---------- Records provided ----------

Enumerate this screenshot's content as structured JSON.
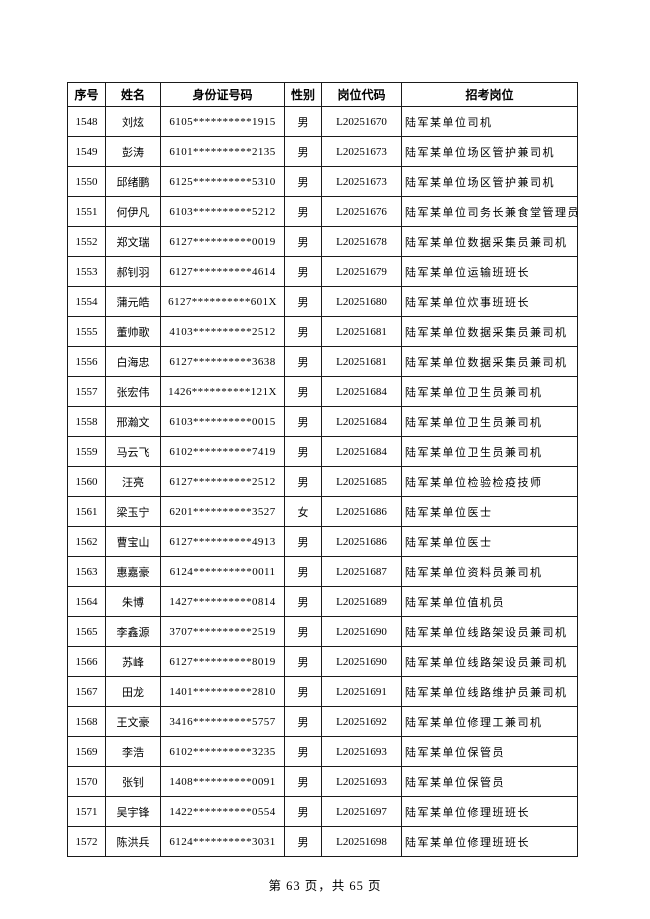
{
  "document": {
    "footer_text": "第 63 页，共 65 页"
  },
  "table": {
    "headers": [
      "序号",
      "姓名",
      "身份证号码",
      "性别",
      "岗位代码",
      "招考岗位"
    ],
    "column_keys": [
      "index",
      "name",
      "id-number",
      "gender",
      "job-code",
      "position"
    ],
    "rows": [
      [
        "1548",
        "刘炫",
        "6105**********1915",
        "男",
        "L20251670",
        "陆军某单位司机"
      ],
      [
        "1549",
        "彭涛",
        "6101**********2135",
        "男",
        "L20251673",
        "陆军某单位场区管护兼司机"
      ],
      [
        "1550",
        "邱绪鹏",
        "6125**********5310",
        "男",
        "L20251673",
        "陆军某单位场区管护兼司机"
      ],
      [
        "1551",
        "何伊凡",
        "6103**********5212",
        "男",
        "L20251676",
        "陆军某单位司务长兼食堂管理员"
      ],
      [
        "1552",
        "郑文瑞",
        "6127**********0019",
        "男",
        "L20251678",
        "陆军某单位数据采集员兼司机"
      ],
      [
        "1553",
        "郝钊羽",
        "6127**********4614",
        "男",
        "L20251679",
        "陆军某单位运输班班长"
      ],
      [
        "1554",
        "蒲元皓",
        "6127**********601X",
        "男",
        "L20251680",
        "陆军某单位炊事班班长"
      ],
      [
        "1555",
        "董帅歌",
        "4103**********2512",
        "男",
        "L20251681",
        "陆军某单位数据采集员兼司机"
      ],
      [
        "1556",
        "白海忠",
        "6127**********3638",
        "男",
        "L20251681",
        "陆军某单位数据采集员兼司机"
      ],
      [
        "1557",
        "张宏伟",
        "1426**********121X",
        "男",
        "L20251684",
        "陆军某单位卫生员兼司机"
      ],
      [
        "1558",
        "邢瀚文",
        "6103**********0015",
        "男",
        "L20251684",
        "陆军某单位卫生员兼司机"
      ],
      [
        "1559",
        "马云飞",
        "6102**********7419",
        "男",
        "L20251684",
        "陆军某单位卫生员兼司机"
      ],
      [
        "1560",
        "汪亮",
        "6127**********2512",
        "男",
        "L20251685",
        "陆军某单位检验检疫技师"
      ],
      [
        "1561",
        "梁玉宁",
        "6201**********3527",
        "女",
        "L20251686",
        "陆军某单位医士"
      ],
      [
        "1562",
        "曹宝山",
        "6127**********4913",
        "男",
        "L20251686",
        "陆军某单位医士"
      ],
      [
        "1563",
        "惠嘉豪",
        "6124**********0011",
        "男",
        "L20251687",
        "陆军某单位资料员兼司机"
      ],
      [
        "1564",
        "朱博",
        "1427**********0814",
        "男",
        "L20251689",
        "陆军某单位值机员"
      ],
      [
        "1565",
        "李鑫源",
        "3707**********2519",
        "男",
        "L20251690",
        "陆军某单位线路架设员兼司机"
      ],
      [
        "1566",
        "苏峰",
        "6127**********8019",
        "男",
        "L20251690",
        "陆军某单位线路架设员兼司机"
      ],
      [
        "1567",
        "田龙",
        "1401**********2810",
        "男",
        "L20251691",
        "陆军某单位线路维护员兼司机"
      ],
      [
        "1568",
        "王文豪",
        "3416**********5757",
        "男",
        "L20251692",
        "陆军某单位修理工兼司机"
      ],
      [
        "1569",
        "李浩",
        "6102**********3235",
        "男",
        "L20251693",
        "陆军某单位保管员"
      ],
      [
        "1570",
        "张钊",
        "1408**********0091",
        "男",
        "L20251693",
        "陆军某单位保管员"
      ],
      [
        "1571",
        "吴宇锋",
        "1422**********0554",
        "男",
        "L20251697",
        "陆军某单位修理班班长"
      ],
      [
        "1572",
        "陈洪兵",
        "6124**********3031",
        "男",
        "L20251698",
        "陆军某单位修理班班长"
      ]
    ]
  }
}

----------

§ **Given task**
Give back every line exactly as it stands, pictures excluded.

§ **Solution to this exercise**
Enumerate this screenshot's content as structured JSON.
{
  "document": {
    "footer_text": "第 63 页，共 65 页"
  },
  "table": {
    "headers": [
      "序号",
      "姓名",
      "身份证号码",
      "性别",
      "岗位代码",
      "招考岗位"
    ],
    "column_keys": [
      "index",
      "name",
      "id-number",
      "gender",
      "job-code",
      "position"
    ],
    "rows": [
      [
        "1548",
        "刘炫",
        "6105**********1915",
        "男",
        "L20251670",
        "陆军某单位司机"
      ],
      [
        "1549",
        "彭涛",
        "6101**********2135",
        "男",
        "L20251673",
        "陆军某单位场区管护兼司机"
      ],
      [
        "1550",
        "邱绪鹏",
        "6125**********5310",
        "男",
        "L20251673",
        "陆军某单位场区管护兼司机"
      ],
      [
        "1551",
        "何伊凡",
        "6103**********5212",
        "男",
        "L20251676",
        "陆军某单位司务长兼食堂管理员"
      ],
      [
        "1552",
        "郑文瑞",
        "6127**********0019",
        "男",
        "L20251678",
        "陆军某单位数据采集员兼司机"
      ],
      [
        "1553",
        "郝钊羽",
        "6127**********4614",
        "男",
        "L20251679",
        "陆军某单位运输班班长"
      ],
      [
        "1554",
        "蒲元皓",
        "6127**********601X",
        "男",
        "L20251680",
        "陆军某单位炊事班班长"
      ],
      [
        "1555",
        "董帅歌",
        "4103**********2512",
        "男",
        "L20251681",
        "陆军某单位数据采集员兼司机"
      ],
      [
        "1556",
        "白海忠",
        "6127**********3638",
        "男",
        "L20251681",
        "陆军某单位数据采集员兼司机"
      ],
      [
        "1557",
        "张宏伟",
        "1426**********121X",
        "男",
        "L20251684",
        "陆军某单位卫生员兼司机"
      ],
      [
        "1558",
        "邢瀚文",
        "6103**********0015",
        "男",
        "L20251684",
        "陆军某单位卫生员兼司机"
      ],
      [
        "1559",
        "马云飞",
        "6102**********7419",
        "男",
        "L20251684",
        "陆军某单位卫生员兼司机"
      ],
      [
        "1560",
        "汪亮",
        "6127**********2512",
        "男",
        "L20251685",
        "陆军某单位检验检疫技师"
      ],
      [
        "1561",
        "梁玉宁",
        "6201**********3527",
        "女",
        "L20251686",
        "陆军某单位医士"
      ],
      [
        "1562",
        "曹宝山",
        "6127**********4913",
        "男",
        "L20251686",
        "陆军某单位医士"
      ],
      [
        "1563",
        "惠嘉豪",
        "6124**********0011",
        "男",
        "L20251687",
        "陆军某单位资料员兼司机"
      ],
      [
        "1564",
        "朱博",
        "1427**********0814",
        "男",
        "L20251689",
        "陆军某单位值机员"
      ],
      [
        "1565",
        "李鑫源",
        "3707**********2519",
        "男",
        "L20251690",
        "陆军某单位线路架设员兼司机"
      ],
      [
        "1566",
        "苏峰",
        "6127**********8019",
        "男",
        "L20251690",
        "陆军某单位线路架设员兼司机"
      ],
      [
        "1567",
        "田龙",
        "1401**********2810",
        "男",
        "L20251691",
        "陆军某单位线路维护员兼司机"
      ],
      [
        "1568",
        "王文豪",
        "3416**********5757",
        "男",
        "L20251692",
        "陆军某单位修理工兼司机"
      ],
      [
        "1569",
        "李浩",
        "6102**********3235",
        "男",
        "L20251693",
        "陆军某单位保管员"
      ],
      [
        "1570",
        "张钊",
        "1408**********0091",
        "男",
        "L20251693",
        "陆军某单位保管员"
      ],
      [
        "1571",
        "吴宇锋",
        "1422**********0554",
        "男",
        "L20251697",
        "陆军某单位修理班班长"
      ],
      [
        "1572",
        "陈洪兵",
        "6124**********3031",
        "男",
        "L20251698",
        "陆军某单位修理班班长"
      ]
    ]
  }
}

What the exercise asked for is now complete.